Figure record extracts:
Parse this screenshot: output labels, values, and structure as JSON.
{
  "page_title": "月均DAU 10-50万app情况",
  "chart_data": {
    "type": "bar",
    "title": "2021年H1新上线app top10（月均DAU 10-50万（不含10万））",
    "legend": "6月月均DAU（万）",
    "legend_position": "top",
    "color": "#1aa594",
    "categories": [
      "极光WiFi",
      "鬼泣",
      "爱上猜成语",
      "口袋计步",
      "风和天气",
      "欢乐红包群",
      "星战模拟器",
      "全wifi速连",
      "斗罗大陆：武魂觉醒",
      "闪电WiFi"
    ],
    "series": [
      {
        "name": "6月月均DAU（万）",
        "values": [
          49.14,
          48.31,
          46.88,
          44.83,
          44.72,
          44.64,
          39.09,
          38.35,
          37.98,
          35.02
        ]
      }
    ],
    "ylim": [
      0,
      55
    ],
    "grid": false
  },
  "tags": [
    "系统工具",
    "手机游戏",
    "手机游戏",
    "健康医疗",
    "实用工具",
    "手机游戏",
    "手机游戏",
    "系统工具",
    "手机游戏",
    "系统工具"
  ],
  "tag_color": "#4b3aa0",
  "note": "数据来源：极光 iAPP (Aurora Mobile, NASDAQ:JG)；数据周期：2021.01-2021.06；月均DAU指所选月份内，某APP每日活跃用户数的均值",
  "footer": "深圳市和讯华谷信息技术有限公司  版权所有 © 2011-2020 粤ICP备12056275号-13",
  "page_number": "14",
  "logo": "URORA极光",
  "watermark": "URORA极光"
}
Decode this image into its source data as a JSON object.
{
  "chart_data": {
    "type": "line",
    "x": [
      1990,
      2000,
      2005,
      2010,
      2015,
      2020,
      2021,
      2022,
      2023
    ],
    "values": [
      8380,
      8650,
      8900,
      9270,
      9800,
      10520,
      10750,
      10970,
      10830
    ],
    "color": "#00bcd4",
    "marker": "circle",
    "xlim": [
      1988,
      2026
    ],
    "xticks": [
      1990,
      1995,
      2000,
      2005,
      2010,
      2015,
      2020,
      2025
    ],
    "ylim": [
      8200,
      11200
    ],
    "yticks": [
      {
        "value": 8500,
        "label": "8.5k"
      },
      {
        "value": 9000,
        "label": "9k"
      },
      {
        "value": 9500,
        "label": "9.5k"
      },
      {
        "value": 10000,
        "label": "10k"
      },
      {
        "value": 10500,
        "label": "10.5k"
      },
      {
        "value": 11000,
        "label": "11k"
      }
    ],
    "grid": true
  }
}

**SET TASK**
Copy out each record exactly as given, omitting none.

**ANSWER TO THE TASK**
Parse this screenshot: output labels, values, and structure as JSON.
{
  "page_title": "月均DAU 10-50万app情况",
  "chart_data": {
    "type": "bar",
    "title": "2021年H1新上线app top10（月均DAU 10-50万（不含10万））",
    "legend": "6月月均DAU（万）",
    "legend_position": "top",
    "color": "#1aa594",
    "categories": [
      "极光WiFi",
      "鬼泣",
      "爱上猜成语",
      "口袋计步",
      "风和天气",
      "欢乐红包群",
      "星战模拟器",
      "全wifi速连",
      "斗罗大陆：武魂觉醒",
      "闪电WiFi"
    ],
    "series": [
      {
        "name": "6月月均DAU（万）",
        "values": [
          49.14,
          48.31,
          46.88,
          44.83,
          44.72,
          44.64,
          39.09,
          38.35,
          37.98,
          35.02
        ]
      }
    ],
    "ylim": [
      0,
      55
    ],
    "grid": false
  },
  "tags": [
    "系统工具",
    "手机游戏",
    "手机游戏",
    "健康医疗",
    "实用工具",
    "手机游戏",
    "手机游戏",
    "系统工具",
    "手机游戏",
    "系统工具"
  ],
  "tag_color": "#4b3aa0",
  "note": "数据来源：极光 iAPP (Aurora Mobile, NASDAQ:JG)；数据周期：2021.01-2021.06；月均DAU指所选月份内，某APP每日活跃用户数的均值",
  "footer": "深圳市和讯华谷信息技术有限公司  版权所有 © 2011-2020 粤ICP备12056275号-13",
  "page_number": "14",
  "logo": "URORA极光",
  "watermark": "URORA极光"
}
Decode this image into its source data as a JSON object.
{
  "chart_data": {
    "type": "line",
    "x": [
      1990,
      2000,
      2005,
      2010,
      2015,
      2020,
      2021,
      2022,
      2023
    ],
    "values": [
      8380,
      8650,
      8900,
      9270,
      9800,
      10520,
      10750,
      10970,
      10830
    ],
    "color": "#00bcd4",
    "marker": "circle",
    "xlim": [
      1988,
      2026
    ],
    "xticks": [
      1990,
      1995,
      2000,
      2005,
      2010,
      2015,
      2020,
      2025
    ],
    "ylim": [
      8200,
      11200
    ],
    "yticks": [
      {
        "value": 8500,
        "label": "8.5k"
      },
      {
        "value": 9000,
        "label": "9k"
      },
      {
        "value": 9500,
        "label": "9.5k"
      },
      {
        "value": 10000,
        "label": "10k"
      },
      {
        "value": 10500,
        "label": "10.5k"
      },
      {
        "value": 11000,
        "label": "11k"
      }
    ],
    "grid": true
  }
}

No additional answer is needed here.